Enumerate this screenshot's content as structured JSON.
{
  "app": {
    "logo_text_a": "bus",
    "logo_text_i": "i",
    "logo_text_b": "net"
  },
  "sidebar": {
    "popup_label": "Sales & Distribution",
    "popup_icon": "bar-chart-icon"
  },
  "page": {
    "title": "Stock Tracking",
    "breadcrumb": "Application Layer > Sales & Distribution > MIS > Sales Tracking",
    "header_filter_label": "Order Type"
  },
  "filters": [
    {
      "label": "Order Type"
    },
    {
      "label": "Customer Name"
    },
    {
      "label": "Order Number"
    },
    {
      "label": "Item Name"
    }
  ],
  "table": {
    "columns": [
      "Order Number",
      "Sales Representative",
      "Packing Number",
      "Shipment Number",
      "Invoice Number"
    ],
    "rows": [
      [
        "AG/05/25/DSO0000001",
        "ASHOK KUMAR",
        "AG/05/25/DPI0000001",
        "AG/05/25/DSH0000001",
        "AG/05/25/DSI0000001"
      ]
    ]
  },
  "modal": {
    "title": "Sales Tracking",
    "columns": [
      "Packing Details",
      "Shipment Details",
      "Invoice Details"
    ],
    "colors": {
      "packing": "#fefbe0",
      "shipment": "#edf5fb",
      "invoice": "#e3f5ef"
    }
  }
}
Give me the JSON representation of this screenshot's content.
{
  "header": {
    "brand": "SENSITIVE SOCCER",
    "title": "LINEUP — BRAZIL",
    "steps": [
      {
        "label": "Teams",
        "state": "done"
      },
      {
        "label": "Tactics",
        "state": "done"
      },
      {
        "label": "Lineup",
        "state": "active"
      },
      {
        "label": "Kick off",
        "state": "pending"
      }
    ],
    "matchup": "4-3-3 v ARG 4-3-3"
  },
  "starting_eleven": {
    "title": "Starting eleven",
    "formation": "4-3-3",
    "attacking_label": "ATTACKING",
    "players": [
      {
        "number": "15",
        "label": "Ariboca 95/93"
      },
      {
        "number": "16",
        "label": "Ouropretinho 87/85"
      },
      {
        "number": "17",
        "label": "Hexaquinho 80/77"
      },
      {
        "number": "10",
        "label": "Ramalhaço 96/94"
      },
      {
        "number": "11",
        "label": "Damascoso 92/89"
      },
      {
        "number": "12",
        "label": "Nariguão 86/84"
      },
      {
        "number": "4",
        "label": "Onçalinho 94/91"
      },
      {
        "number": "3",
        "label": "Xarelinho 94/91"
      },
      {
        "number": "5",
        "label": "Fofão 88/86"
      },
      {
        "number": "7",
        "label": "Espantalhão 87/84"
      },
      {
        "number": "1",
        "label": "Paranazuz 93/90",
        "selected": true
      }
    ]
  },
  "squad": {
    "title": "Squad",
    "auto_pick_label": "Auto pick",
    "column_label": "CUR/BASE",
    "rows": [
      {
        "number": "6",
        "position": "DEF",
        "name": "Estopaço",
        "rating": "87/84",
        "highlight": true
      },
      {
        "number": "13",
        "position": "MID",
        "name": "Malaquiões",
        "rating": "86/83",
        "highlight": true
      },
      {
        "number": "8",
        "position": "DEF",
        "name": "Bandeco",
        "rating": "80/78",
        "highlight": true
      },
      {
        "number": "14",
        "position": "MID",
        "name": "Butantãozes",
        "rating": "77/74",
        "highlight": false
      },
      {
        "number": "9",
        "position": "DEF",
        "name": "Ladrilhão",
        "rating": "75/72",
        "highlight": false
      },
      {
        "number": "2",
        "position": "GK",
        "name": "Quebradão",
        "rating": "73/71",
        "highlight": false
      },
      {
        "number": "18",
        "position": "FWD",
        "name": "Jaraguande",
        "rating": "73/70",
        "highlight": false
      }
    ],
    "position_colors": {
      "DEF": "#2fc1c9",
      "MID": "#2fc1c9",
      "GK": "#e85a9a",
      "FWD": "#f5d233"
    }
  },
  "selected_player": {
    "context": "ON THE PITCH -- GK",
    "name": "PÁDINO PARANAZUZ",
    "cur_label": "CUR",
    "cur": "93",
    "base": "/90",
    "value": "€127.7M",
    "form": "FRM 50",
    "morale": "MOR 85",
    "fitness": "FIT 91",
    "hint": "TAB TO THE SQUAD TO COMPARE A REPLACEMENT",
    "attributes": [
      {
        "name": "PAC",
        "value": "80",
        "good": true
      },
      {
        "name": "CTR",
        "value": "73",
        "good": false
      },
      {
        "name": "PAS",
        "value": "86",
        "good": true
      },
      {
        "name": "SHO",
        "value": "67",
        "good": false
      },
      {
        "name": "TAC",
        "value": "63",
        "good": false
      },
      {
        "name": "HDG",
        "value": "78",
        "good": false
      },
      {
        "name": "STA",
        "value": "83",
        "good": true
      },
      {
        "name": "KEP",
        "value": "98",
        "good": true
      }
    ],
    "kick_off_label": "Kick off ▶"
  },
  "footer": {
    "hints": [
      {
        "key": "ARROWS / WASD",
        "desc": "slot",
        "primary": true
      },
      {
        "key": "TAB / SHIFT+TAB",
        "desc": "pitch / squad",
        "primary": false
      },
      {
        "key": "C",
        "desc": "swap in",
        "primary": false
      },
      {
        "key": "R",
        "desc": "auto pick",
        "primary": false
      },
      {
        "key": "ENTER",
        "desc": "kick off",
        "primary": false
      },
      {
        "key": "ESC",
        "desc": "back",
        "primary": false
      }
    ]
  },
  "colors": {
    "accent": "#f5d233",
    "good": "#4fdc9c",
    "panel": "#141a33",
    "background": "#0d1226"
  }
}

·····

▶ What is being asked
Write every entry out again exactly.

▶ Solution for this task
Enumerate this screenshot's content as structured JSON.
{
  "app": {
    "logo_text_a": "bus",
    "logo_text_i": "i",
    "logo_text_b": "net"
  },
  "sidebar": {
    "popup_label": "Sales & Distribution",
    "popup_icon": "bar-chart-icon"
  },
  "page": {
    "title": "Stock Tracking",
    "breadcrumb": "Application Layer > Sales & Distribution > MIS > Sales Tracking",
    "header_filter_label": "Order Type"
  },
  "filters": [
    {
      "label": "Order Type"
    },
    {
      "label": "Customer Name"
    },
    {
      "label": "Order Number"
    },
    {
      "label": "Item Name"
    }
  ],
  "table": {
    "columns": [
      "Order Number",
      "Sales Representative",
      "Packing Number",
      "Shipment Number",
      "Invoice Number"
    ],
    "rows": [
      [
        "AG/05/25/DSO0000001",
        "ASHOK KUMAR",
        "AG/05/25/DPI0000001",
        "AG/05/25/DSH0000001",
        "AG/05/25/DSI0000001"
      ]
    ]
  },
  "modal": {
    "title": "Sales Tracking",
    "columns": [
      "Packing Details",
      "Shipment Details",
      "Invoice Details"
    ],
    "colors": {
      "packing": "#fefbe0",
      "shipment": "#edf5fb",
      "invoice": "#e3f5ef"
    }
  }
}
Give me the JSON representation of this screenshot's content.
{
  "header": {
    "brand": "SENSITIVE SOCCER",
    "title": "LINEUP — BRAZIL",
    "steps": [
      {
        "label": "Teams",
        "state": "done"
      },
      {
        "label": "Tactics",
        "state": "done"
      },
      {
        "label": "Lineup",
        "state": "active"
      },
      {
        "label": "Kick off",
        "state": "pending"
      }
    ],
    "matchup": "4-3-3 v ARG 4-3-3"
  },
  "starting_eleven": {
    "title": "Starting eleven",
    "formation": "4-3-3",
    "attacking_label": "ATTACKING",
    "players": [
      {
        "number": "15",
        "label": "Ariboca 95/93"
      },
      {
        "number": "16",
        "label": "Ouropretinho 87/85"
      },
      {
        "number": "17",
        "label": "Hexaquinho 80/77"
      },
      {
        "number": "10",
        "label": "Ramalhaço 96/94"
      },
      {
        "number": "11",
        "label": "Damascoso 92/89"
      },
      {
        "number": "12",
        "label": "Nariguão 86/84"
      },
      {
        "number": "4",
        "label": "Onçalinho 94/91"
      },
      {
        "number": "3",
        "label": "Xarelinho 94/91"
      },
      {
        "number": "5",
        "label": "Fofão 88/86"
      },
      {
        "number": "7",
        "label": "Espantalhão 87/84"
      },
      {
        "number": "1",
        "label": "Paranazuz 93/90",
        "selected": true
      }
    ]
  },
  "squad": {
    "title": "Squad",
    "auto_pick_label": "Auto pick",
    "column_label": "CUR/BASE",
    "rows": [
      {
        "number": "6",
        "position": "DEF",
        "name": "Estopaço",
        "rating": "87/84",
        "highlight": true
      },
      {
        "number": "13",
        "position": "MID",
        "name": "Malaquiões",
        "rating": "86/83",
        "highlight": true
      },
      {
        "number": "8",
        "position": "DEF",
        "name": "Bandeco",
        "rating": "80/78",
        "highlight": true
      },
      {
        "number": "14",
        "position": "MID",
        "name": "Butantãozes",
        "rating": "77/74",
        "highlight": false
      },
      {
        "number": "9",
        "position": "DEF",
        "name": "Ladrilhão",
        "rating": "75/72",
        "highlight": false
      },
      {
        "number": "2",
        "position": "GK",
        "name": "Quebradão",
        "rating": "73/71",
        "highlight": false
      },
      {
        "number": "18",
        "position": "FWD",
        "name": "Jaraguande",
        "rating": "73/70",
        "highlight": false
      }
    ],
    "position_colors": {
      "DEF": "#2fc1c9",
      "MID": "#2fc1c9",
      "GK": "#e85a9a",
      "FWD": "#f5d233"
    }
  },
  "selected_player": {
    "context": "ON THE PITCH -- GK",
    "name": "PÁDINO PARANAZUZ",
    "cur_label": "CUR",
    "cur": "93",
    "base": "/90",
    "value": "€127.7M",
    "form": "FRM 50",
    "morale": "MOR 85",
    "fitness": "FIT 91",
    "hint": "TAB TO THE SQUAD TO COMPARE A REPLACEMENT",
    "attributes": [
      {
        "name": "PAC",
        "value": "80",
        "good": true
      },
      {
        "name": "CTR",
        "value": "73",
        "good": false
      },
      {
        "name": "PAS",
        "value": "86",
        "good": true
      },
      {
        "name": "SHO",
        "value": "67",
        "good": false
      },
      {
        "name": "TAC",
        "value": "63",
        "good": false
      },
      {
        "name": "HDG",
        "value": "78",
        "good": false
      },
      {
        "name": "STA",
        "value": "83",
        "good": true
      },
      {
        "name": "KEP",
        "value": "98",
        "good": true
      }
    ],
    "kick_off_label": "Kick off ▶"
  },
  "footer": {
    "hints": [
      {
        "key": "ARROWS / WASD",
        "desc": "slot",
        "primary": true
      },
      {
        "key": "TAB / SHIFT+TAB",
        "desc": "pitch / squad",
        "primary": false
      },
      {
        "key": "C",
        "desc": "swap in",
        "primary": false
      },
      {
        "key": "R",
        "desc": "auto pick",
        "primary": false
      },
      {
        "key": "ENTER",
        "desc": "kick off",
        "primary": false
      },
      {
        "key": "ESC",
        "desc": "back",
        "primary": false
      }
    ]
  },
  "colors": {
    "accent": "#f5d233",
    "good": "#4fdc9c",
    "panel": "#141a33",
    "background": "#0d1226"
  }
}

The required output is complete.